Start of DATA ROWS
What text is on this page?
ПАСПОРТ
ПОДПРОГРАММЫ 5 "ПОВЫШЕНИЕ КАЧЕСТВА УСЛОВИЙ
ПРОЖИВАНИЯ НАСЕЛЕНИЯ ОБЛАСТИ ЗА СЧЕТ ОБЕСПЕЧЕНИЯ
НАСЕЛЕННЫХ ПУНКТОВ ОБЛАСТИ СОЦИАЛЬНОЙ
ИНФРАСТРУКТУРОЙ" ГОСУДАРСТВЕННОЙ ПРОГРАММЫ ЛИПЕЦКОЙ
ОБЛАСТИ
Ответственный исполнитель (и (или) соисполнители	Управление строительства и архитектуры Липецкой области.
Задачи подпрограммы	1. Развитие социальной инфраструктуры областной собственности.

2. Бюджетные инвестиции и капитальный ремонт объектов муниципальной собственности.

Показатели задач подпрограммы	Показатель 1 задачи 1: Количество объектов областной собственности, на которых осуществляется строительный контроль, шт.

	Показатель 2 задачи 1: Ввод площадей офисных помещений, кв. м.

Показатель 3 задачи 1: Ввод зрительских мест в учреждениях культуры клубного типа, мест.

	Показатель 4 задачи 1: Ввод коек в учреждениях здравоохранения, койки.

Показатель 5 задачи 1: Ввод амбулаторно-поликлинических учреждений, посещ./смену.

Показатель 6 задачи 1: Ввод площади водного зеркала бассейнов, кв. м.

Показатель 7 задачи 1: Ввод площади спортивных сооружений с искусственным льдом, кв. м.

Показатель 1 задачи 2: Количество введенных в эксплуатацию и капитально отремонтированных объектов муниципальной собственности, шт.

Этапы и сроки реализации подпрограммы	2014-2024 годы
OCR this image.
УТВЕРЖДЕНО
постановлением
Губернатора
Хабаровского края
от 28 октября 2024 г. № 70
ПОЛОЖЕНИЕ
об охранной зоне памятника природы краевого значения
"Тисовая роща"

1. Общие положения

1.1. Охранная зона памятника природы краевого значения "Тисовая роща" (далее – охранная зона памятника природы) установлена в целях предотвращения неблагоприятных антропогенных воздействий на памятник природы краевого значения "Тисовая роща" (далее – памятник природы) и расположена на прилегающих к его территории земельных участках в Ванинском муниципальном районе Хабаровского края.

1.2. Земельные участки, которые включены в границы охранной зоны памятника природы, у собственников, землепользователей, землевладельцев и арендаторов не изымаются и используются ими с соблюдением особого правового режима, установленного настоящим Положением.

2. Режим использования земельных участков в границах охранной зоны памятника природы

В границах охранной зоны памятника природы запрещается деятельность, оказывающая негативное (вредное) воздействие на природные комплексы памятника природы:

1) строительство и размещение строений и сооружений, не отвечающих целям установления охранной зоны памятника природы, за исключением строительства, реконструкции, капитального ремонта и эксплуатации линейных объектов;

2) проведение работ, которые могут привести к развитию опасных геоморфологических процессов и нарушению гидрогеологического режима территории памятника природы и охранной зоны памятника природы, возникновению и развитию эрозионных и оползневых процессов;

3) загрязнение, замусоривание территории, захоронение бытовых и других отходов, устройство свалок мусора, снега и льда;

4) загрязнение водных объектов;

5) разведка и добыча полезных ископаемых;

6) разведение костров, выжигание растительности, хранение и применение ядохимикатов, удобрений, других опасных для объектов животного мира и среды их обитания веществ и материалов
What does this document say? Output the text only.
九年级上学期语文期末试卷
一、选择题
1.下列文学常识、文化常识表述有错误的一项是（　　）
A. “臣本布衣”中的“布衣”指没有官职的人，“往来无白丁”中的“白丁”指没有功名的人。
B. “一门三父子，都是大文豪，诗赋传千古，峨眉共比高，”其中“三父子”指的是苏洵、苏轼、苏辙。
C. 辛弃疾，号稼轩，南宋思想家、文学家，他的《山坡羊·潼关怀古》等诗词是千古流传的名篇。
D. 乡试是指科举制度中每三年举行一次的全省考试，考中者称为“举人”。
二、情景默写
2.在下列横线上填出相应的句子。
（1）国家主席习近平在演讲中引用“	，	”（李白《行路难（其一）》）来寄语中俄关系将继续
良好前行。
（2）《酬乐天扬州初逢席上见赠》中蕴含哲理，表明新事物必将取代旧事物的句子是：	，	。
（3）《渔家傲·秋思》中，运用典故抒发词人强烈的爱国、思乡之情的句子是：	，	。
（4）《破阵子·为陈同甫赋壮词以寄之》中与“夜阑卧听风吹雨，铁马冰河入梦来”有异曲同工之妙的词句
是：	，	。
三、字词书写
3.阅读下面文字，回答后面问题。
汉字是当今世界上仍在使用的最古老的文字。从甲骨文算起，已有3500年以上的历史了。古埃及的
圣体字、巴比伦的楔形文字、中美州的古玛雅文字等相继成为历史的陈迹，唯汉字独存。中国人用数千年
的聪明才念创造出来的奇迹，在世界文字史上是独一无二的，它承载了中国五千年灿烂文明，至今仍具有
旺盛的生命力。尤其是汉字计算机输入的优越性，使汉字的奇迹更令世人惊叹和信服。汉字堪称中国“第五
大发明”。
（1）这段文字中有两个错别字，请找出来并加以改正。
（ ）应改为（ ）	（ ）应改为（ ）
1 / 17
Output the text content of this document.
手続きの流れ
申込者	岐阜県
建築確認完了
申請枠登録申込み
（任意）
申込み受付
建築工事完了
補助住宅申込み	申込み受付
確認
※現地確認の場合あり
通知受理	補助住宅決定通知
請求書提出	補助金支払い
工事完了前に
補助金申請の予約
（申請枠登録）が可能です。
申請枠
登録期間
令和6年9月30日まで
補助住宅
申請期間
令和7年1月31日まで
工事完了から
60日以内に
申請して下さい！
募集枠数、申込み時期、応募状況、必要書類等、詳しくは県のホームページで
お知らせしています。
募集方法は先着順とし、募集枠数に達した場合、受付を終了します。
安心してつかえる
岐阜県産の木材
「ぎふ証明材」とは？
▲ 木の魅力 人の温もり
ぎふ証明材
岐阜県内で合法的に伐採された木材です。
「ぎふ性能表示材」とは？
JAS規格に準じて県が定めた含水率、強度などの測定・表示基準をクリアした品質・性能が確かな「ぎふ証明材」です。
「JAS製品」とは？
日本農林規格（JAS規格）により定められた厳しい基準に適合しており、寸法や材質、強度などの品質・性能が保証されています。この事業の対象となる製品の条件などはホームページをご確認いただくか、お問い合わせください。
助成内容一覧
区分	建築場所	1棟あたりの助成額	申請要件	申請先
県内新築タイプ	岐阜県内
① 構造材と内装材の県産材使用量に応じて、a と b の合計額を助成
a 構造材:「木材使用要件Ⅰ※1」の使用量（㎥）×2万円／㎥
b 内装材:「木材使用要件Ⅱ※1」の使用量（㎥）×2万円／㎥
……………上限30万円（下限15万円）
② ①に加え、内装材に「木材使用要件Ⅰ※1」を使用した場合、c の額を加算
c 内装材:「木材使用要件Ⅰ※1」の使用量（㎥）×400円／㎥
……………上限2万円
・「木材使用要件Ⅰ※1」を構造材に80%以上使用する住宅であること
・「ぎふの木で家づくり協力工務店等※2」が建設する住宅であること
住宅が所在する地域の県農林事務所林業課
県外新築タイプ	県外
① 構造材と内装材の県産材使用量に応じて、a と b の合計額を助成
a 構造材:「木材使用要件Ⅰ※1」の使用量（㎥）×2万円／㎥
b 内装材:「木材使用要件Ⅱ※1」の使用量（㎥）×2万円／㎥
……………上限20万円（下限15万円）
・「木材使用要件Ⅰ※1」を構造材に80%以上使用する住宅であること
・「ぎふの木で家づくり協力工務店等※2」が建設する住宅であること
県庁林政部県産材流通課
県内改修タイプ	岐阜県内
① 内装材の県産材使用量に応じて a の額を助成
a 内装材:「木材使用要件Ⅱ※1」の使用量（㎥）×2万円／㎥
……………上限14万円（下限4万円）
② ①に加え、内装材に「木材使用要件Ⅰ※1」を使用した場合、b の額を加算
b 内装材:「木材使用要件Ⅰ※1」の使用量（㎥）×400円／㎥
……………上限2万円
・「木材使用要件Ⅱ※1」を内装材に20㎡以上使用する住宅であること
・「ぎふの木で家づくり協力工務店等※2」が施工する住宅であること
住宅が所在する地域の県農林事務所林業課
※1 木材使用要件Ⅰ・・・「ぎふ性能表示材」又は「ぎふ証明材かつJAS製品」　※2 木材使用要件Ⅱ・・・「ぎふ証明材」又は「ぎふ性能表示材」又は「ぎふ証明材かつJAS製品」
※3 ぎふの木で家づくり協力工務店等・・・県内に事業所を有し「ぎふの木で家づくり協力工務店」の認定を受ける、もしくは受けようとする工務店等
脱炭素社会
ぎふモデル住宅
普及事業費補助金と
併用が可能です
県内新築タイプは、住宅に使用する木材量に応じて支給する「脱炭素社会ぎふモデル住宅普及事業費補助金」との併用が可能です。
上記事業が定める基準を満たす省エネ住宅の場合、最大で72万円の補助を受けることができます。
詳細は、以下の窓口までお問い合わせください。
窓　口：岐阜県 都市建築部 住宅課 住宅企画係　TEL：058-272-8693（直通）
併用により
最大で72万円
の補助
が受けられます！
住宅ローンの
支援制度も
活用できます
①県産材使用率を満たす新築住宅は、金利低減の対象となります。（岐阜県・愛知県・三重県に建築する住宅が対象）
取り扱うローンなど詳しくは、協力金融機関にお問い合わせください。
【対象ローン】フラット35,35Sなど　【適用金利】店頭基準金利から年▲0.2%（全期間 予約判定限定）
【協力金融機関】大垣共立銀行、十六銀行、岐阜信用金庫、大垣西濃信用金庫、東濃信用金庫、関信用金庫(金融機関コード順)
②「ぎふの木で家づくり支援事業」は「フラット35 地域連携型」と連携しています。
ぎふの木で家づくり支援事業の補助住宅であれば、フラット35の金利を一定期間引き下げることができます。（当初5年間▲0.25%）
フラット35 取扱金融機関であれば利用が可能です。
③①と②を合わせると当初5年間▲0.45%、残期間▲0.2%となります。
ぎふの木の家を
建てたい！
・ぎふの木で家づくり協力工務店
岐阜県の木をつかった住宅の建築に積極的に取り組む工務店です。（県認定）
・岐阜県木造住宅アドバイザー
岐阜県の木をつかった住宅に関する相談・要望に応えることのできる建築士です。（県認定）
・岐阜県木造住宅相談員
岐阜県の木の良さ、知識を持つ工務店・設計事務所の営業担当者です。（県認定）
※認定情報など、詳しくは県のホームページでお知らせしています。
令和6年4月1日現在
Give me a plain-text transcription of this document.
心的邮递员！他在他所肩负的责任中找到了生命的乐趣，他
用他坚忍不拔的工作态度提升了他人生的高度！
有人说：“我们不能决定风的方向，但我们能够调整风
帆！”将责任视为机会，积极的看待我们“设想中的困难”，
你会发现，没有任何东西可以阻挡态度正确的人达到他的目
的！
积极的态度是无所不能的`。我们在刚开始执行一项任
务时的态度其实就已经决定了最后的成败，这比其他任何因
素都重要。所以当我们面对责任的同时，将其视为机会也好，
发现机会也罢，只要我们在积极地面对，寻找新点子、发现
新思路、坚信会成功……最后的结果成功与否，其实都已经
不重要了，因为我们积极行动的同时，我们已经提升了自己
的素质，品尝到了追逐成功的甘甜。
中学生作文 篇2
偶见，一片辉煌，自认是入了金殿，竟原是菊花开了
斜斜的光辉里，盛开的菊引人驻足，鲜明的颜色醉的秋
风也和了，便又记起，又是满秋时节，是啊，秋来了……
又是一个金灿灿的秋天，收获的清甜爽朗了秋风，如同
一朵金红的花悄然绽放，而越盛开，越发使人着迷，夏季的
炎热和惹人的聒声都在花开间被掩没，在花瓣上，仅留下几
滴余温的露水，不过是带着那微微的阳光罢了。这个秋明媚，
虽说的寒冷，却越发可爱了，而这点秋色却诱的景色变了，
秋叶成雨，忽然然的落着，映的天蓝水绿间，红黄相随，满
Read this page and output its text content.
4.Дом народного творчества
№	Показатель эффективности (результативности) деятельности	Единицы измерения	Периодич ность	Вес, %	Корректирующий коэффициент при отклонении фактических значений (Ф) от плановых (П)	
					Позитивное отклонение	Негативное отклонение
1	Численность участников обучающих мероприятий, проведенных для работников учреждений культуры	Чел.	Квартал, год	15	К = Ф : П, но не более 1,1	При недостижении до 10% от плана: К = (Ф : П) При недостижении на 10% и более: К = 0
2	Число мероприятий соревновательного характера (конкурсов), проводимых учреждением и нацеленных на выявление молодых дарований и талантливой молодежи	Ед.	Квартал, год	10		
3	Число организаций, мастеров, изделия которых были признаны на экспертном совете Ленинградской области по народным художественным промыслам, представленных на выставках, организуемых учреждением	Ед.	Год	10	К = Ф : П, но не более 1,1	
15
End of DATA ROWS
**WHAT YOU SHOULD DO:**
What are the lines from the one with "Give me a plain-text" through the last line of the records above? Quote them exactly and add nothing.

**CORRECT OUTPUT:**
Give me a plain-text transcription of this document.
心的邮递员！他在他所肩负的责任中找到了生命的乐趣，他
用他坚忍不拔的工作态度提升了他人生的高度！
有人说：“我们不能决定风的方向，但我们能够调整风
帆！”将责任视为机会，积极的看待我们“设想中的困难”，
你会发现，没有任何东西可以阻挡态度正确的人达到他的目
的！
积极的态度是无所不能的`。我们在刚开始执行一项任
务时的态度其实就已经决定了最后的成败，这比其他任何因
素都重要。所以当我们面对责任的同时，将其视为机会也好，
发现机会也罢，只要我们在积极地面对，寻找新点子、发现
新思路、坚信会成功……最后的结果成功与否，其实都已经
不重要了，因为我们积极行动的同时，我们已经提升了自己
的素质，品尝到了追逐成功的甘甜。
中学生作文 篇2
偶见，一片辉煌，自认是入了金殿，竟原是菊花开了
斜斜的光辉里，盛开的菊引人驻足，鲜明的颜色醉的秋
风也和了，便又记起，又是满秋时节，是啊，秋来了……
又是一个金灿灿的秋天，收获的清甜爽朗了秋风，如同
一朵金红的花悄然绽放，而越盛开，越发使人着迷，夏季的
炎热和惹人的聒声都在花开间被掩没，在花瓣上，仅留下几
滴余温的露水，不过是带着那微微的阳光罢了。这个秋明媚，
虽说的寒冷，却越发可爱了，而这点秋色却诱的景色变了，
秋叶成雨，忽然然的落着，映的天蓝水绿间，红黄相随，满
Read this page and output its text content.
4.Дом народного творчества
№	Показатель эффективности (результативности) деятельности	Единицы измерения	Периодич ность	Вес, %	Корректирующий коэффициент при отклонении фактических значений (Ф) от плановых (П)	
					Позитивное отклонение	Негативное отклонение
1	Численность участников обучающих мероприятий, проведенных для работников учреждений культуры	Чел.	Квартал, год	15	К = Ф : П, но не более 1,1	При недостижении до 10% от плана: К = (Ф : П) При недостижении на 10% и более: К = 0
2	Число мероприятий соревновательного характера (конкурсов), проводимых учреждением и нацеленных на выявление молодых дарований и талантливой молодежи	Ед.	Квартал, год	10		
3	Число организаций, мастеров, изделия которых были признаны на экспертном совете Ленинградской области по народным художественным промыслам, представленных на выставках, организуемых учреждением	Ед.	Год	10	К = Ф : П, но не более 1,1	
15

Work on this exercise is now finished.